Extracted records:
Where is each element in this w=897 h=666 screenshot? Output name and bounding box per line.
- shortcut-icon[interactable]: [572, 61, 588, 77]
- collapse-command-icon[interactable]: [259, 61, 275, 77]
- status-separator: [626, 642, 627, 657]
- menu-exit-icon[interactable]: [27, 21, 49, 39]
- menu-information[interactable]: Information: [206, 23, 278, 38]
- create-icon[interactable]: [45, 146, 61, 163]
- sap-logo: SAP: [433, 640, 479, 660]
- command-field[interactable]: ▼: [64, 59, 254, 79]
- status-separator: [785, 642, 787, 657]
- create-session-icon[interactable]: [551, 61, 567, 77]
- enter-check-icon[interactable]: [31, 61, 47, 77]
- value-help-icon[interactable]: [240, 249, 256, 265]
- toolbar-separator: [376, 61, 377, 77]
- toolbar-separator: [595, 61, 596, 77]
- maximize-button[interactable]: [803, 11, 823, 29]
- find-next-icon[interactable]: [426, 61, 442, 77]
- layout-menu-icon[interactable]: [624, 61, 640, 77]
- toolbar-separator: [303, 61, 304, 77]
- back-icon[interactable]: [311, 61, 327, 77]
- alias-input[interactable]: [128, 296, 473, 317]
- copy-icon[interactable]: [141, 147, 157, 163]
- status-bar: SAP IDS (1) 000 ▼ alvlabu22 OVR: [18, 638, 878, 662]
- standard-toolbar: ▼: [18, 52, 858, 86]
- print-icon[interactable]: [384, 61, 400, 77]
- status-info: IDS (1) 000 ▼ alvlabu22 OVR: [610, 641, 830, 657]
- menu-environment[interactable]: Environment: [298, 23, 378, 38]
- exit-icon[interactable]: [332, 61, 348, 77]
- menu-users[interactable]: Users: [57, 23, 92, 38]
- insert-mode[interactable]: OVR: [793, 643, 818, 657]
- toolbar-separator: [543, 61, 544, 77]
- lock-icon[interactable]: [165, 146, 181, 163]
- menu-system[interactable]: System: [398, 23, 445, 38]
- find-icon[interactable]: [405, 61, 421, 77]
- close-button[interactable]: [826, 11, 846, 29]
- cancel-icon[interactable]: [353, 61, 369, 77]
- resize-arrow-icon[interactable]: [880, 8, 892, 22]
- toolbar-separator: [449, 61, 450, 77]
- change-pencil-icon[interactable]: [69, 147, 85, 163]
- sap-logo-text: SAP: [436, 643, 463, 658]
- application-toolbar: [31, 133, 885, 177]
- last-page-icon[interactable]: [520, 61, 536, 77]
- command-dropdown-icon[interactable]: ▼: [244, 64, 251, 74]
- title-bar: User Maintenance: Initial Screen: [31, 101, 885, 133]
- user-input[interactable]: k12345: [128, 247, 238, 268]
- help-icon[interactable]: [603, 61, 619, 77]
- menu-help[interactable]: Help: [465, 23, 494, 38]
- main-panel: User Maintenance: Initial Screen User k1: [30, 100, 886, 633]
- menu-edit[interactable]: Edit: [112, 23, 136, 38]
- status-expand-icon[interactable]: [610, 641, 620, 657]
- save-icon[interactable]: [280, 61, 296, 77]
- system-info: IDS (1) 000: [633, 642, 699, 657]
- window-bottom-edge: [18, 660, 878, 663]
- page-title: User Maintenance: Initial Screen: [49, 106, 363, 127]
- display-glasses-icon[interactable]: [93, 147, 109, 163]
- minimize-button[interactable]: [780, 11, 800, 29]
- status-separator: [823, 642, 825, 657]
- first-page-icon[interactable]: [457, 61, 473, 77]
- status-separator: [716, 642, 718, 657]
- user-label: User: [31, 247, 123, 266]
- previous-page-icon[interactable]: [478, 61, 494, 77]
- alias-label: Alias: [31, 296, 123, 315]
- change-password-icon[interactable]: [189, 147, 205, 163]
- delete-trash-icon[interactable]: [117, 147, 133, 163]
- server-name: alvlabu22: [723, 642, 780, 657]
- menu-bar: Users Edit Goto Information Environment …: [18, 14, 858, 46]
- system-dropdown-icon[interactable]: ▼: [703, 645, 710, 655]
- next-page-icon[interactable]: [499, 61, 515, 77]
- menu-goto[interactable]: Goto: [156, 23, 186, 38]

Written instruction => Retype every line of the records above without changing any of it.

Result of this task =>
Where is each element in this w=897 h=666 screenshot? Output name and bounding box per line.
- shortcut-icon[interactable]: [572, 61, 588, 77]
- collapse-command-icon[interactable]: [259, 61, 275, 77]
- status-separator: [626, 642, 627, 657]
- menu-exit-icon[interactable]: [27, 21, 49, 39]
- menu-information[interactable]: Information: [206, 23, 278, 38]
- create-icon[interactable]: [45, 146, 61, 163]
- sap-logo: SAP: [433, 640, 479, 660]
- command-field[interactable]: ▼: [64, 59, 254, 79]
- status-separator: [785, 642, 787, 657]
- create-session-icon[interactable]: [551, 61, 567, 77]
- enter-check-icon[interactable]: [31, 61, 47, 77]
- value-help-icon[interactable]: [240, 249, 256, 265]
- toolbar-separator: [376, 61, 377, 77]
- toolbar-separator: [595, 61, 596, 77]
- maximize-button[interactable]: [803, 11, 823, 29]
- find-next-icon[interactable]: [426, 61, 442, 77]
- layout-menu-icon[interactable]: [624, 61, 640, 77]
- toolbar-separator: [303, 61, 304, 77]
- back-icon[interactable]: [311, 61, 327, 77]
- alias-input[interactable]: [128, 296, 473, 317]
- copy-icon[interactable]: [141, 147, 157, 163]
- status-bar: SAP IDS (1) 000 ▼ alvlabu22 OVR: [18, 638, 878, 662]
- standard-toolbar: ▼: [18, 52, 858, 86]
- print-icon[interactable]: [384, 61, 400, 77]
- status-info: IDS (1) 000 ▼ alvlabu22 OVR: [610, 641, 830, 657]
- menu-environment[interactable]: Environment: [298, 23, 378, 38]
- exit-icon[interactable]: [332, 61, 348, 77]
- menu-users[interactable]: Users: [57, 23, 92, 38]
- insert-mode[interactable]: OVR: [793, 643, 818, 657]
- toolbar-separator: [543, 61, 544, 77]
- lock-icon[interactable]: [165, 146, 181, 163]
- menu-system[interactable]: System: [398, 23, 445, 38]
- find-icon[interactable]: [405, 61, 421, 77]
- close-button[interactable]: [826, 11, 846, 29]
- cancel-icon[interactable]: [353, 61, 369, 77]
- resize-arrow-icon[interactable]: [880, 8, 892, 22]
- toolbar-separator: [449, 61, 450, 77]
- change-pencil-icon[interactable]: [69, 147, 85, 163]
- sap-logo-text: SAP: [436, 643, 463, 658]
- application-toolbar: [31, 133, 885, 177]
- last-page-icon[interactable]: [520, 61, 536, 77]
- command-dropdown-icon[interactable]: ▼: [244, 64, 251, 74]
- title-bar: User Maintenance: Initial Screen: [31, 101, 885, 133]
- user-input[interactable]: k12345: [128, 247, 238, 268]
- help-icon[interactable]: [603, 61, 619, 77]
- menu-help[interactable]: Help: [465, 23, 494, 38]
- main-panel: User Maintenance: Initial Screen User k1: [30, 100, 886, 633]
- menu-edit[interactable]: Edit: [112, 23, 136, 38]
- status-expand-icon[interactable]: [610, 641, 620, 657]
- save-icon[interactable]: [280, 61, 296, 77]
- system-info: IDS (1) 000: [633, 642, 699, 657]
- window-bottom-edge: [18, 660, 878, 663]
- page-title: User Maintenance: Initial Screen: [49, 106, 363, 127]
- display-glasses-icon[interactable]: [93, 147, 109, 163]
- minimize-button[interactable]: [780, 11, 800, 29]
- status-separator: [823, 642, 825, 657]
- first-page-icon[interactable]: [457, 61, 473, 77]
- status-separator: [716, 642, 718, 657]
- user-label: User: [31, 247, 123, 266]
- previous-page-icon[interactable]: [478, 61, 494, 77]
- alias-label: Alias: [31, 296, 123, 315]
- change-password-icon[interactable]: [189, 147, 205, 163]
- delete-trash-icon[interactable]: [117, 147, 133, 163]
- server-name: alvlabu22: [723, 642, 780, 657]
- menu-bar: Users Edit Goto Information Environment …: [18, 14, 858, 46]
- system-dropdown-icon[interactable]: ▼: [703, 645, 710, 655]
- next-page-icon[interactable]: [499, 61, 515, 77]
- menu-goto[interactable]: Goto: [156, 23, 186, 38]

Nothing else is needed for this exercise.